Take the entries below and reproduce them word for word.

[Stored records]
• • • • • • •

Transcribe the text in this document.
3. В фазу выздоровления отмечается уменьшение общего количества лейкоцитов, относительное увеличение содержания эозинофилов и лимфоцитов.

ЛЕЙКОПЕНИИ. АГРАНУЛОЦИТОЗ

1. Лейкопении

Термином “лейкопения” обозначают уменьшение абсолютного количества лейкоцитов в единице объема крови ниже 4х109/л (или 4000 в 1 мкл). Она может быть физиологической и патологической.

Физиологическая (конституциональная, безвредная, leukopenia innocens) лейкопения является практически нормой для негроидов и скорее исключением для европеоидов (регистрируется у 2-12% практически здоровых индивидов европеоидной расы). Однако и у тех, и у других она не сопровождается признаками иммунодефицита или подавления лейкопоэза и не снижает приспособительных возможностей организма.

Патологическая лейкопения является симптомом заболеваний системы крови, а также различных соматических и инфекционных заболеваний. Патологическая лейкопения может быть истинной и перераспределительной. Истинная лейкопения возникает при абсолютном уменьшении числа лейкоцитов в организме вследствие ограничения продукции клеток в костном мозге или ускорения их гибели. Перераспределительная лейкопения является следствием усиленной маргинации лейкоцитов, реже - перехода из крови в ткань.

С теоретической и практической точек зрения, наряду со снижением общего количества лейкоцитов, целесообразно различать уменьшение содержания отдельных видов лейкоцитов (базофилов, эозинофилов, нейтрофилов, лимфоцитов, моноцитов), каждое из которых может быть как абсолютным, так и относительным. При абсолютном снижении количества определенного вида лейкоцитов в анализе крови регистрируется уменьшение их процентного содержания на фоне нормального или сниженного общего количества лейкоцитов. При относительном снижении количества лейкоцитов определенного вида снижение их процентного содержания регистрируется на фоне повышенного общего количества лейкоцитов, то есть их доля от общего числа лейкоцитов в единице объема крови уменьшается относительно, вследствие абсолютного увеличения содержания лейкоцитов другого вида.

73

• • • • • • •

SOLUTION FOR THIS PROBLEM >>
Transcribe the text in this document.
3. В фазу выздоровления отмечается уменьшение общего количества лейкоцитов, относительное увеличение содержания эозинофилов и лимфоцитов.

ЛЕЙКОПЕНИИ. АГРАНУЛОЦИТОЗ

1. Лейкопении

Термином “лейкопения” обозначают уменьшение абсолютного количества лейкоцитов в единице объема крови ниже 4х109/л (или 4000 в 1 мкл). Она может быть физиологической и патологической.

Физиологическая (конституциональная, безвредная, leukopenia innocens) лейкопения является практически нормой для негроидов и скорее исключением для европеоидов (регистрируется у 2-12% практически здоровых индивидов европеоидной расы). Однако и у тех, и у других она не сопровождается признаками иммунодефицита или подавления лейкопоэза и не снижает приспособительных возможностей организма.

Патологическая лейкопения является симптомом заболеваний системы крови, а также различных соматических и инфекционных заболеваний. Патологическая лейкопения может быть истинной и перераспределительной. Истинная лейкопения возникает при абсолютном уменьшении числа лейкоцитов в организме вследствие ограничения продукции клеток в костном мозге или ускорения их гибели. Перераспределительная лейкопения является следствием усиленной маргинации лейкоцитов, реже - перехода из крови в ткань.

С теоретической и практической точек зрения, наряду со снижением общего количества лейкоцитов, целесообразно различать уменьшение содержания отдельных видов лейкоцитов (базофилов, эозинофилов, нейтрофилов, лимфоцитов, моноцитов), каждое из которых может быть как абсолютным, так и относительным. При абсолютном снижении количества определенного вида лейкоцитов в анализе крови регистрируется уменьшение их процентного содержания на фоне нормального или сниженного общего количества лейкоцитов. При относительном снижении количества лейкоцитов определенного вида снижение их процентного содержания регистрируется на фоне повышенного общего количества лейкоцитов, то есть их доля от общего числа лейкоцитов в единице объема крови уменьшается относительно, вследствие абсолютного увеличения содержания лейкоцитов другого вида.

73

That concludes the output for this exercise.